What you will do: Reproduce the closing part of the entries exactly: the line with "Type out the text in this image." and all lines after it, ending with the last line, and nothing else.

Information provided:
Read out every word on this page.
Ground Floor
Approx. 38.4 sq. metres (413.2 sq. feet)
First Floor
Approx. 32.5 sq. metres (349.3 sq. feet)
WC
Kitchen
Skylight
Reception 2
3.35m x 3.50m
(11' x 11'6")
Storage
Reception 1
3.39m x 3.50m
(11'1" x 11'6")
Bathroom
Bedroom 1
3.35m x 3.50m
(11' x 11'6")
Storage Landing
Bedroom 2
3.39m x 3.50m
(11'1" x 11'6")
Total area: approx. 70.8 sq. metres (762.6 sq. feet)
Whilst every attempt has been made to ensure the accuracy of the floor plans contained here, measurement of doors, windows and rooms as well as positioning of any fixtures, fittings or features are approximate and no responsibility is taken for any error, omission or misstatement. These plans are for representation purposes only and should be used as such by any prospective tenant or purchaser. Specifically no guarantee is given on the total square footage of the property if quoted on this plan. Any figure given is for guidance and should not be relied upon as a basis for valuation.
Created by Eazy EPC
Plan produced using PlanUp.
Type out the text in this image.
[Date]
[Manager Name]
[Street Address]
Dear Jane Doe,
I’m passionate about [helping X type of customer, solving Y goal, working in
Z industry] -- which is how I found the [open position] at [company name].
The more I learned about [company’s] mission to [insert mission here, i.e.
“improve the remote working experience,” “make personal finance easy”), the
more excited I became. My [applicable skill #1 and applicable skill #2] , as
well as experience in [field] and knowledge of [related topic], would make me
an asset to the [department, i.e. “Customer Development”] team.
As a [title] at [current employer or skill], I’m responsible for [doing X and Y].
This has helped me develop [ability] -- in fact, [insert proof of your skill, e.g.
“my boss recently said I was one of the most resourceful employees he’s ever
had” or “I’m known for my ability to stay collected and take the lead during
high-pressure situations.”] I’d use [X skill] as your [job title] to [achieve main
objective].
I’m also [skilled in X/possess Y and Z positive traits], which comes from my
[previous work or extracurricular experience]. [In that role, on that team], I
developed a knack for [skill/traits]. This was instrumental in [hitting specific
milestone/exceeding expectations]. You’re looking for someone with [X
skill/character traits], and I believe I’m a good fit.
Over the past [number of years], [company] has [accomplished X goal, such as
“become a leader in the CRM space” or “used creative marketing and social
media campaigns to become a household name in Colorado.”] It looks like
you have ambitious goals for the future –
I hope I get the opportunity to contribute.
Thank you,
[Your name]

Solution to the exercise:
Type out the text in this image.
[Date]
[Manager Name]
[Street Address]
Dear Jane Doe,
I’m passionate about [helping X type of customer, solving Y goal, working in
Z industry] -- which is how I found the [open position] at [company name].
The more I learned about [company’s] mission to [insert mission here, i.e.
“improve the remote working experience,” “make personal finance easy”), the
more excited I became. My [applicable skill #1 and applicable skill #2] , as
well as experience in [field] and knowledge of [related topic], would make me
an asset to the [department, i.e. “Customer Development”] team.
As a [title] at [current employer or skill], I’m responsible for [doing X and Y].
This has helped me develop [ability] -- in fact, [insert proof of your skill, e.g.
“my boss recently said I was one of the most resourceful employees he’s ever
had” or “I’m known for my ability to stay collected and take the lead during
high-pressure situations.”] I’d use [X skill] as your [job title] to [achieve main
objective].
I’m also [skilled in X/possess Y and Z positive traits], which comes from my
[previous work or extracurricular experience]. [In that role, on that team], I
developed a knack for [skill/traits]. This was instrumental in [hitting specific
milestone/exceeding expectations]. You’re looking for someone with [X
skill/character traits], and I believe I’m a good fit.
Over the past [number of years], [company] has [accomplished X goal, such as
“become a leader in the CRM space” or “used creative marketing and social
media campaigns to become a household name in Colorado.”] It looks like
you have ambitious goals for the future –
I hope I get the opportunity to contribute.
Thank you,
[Your name]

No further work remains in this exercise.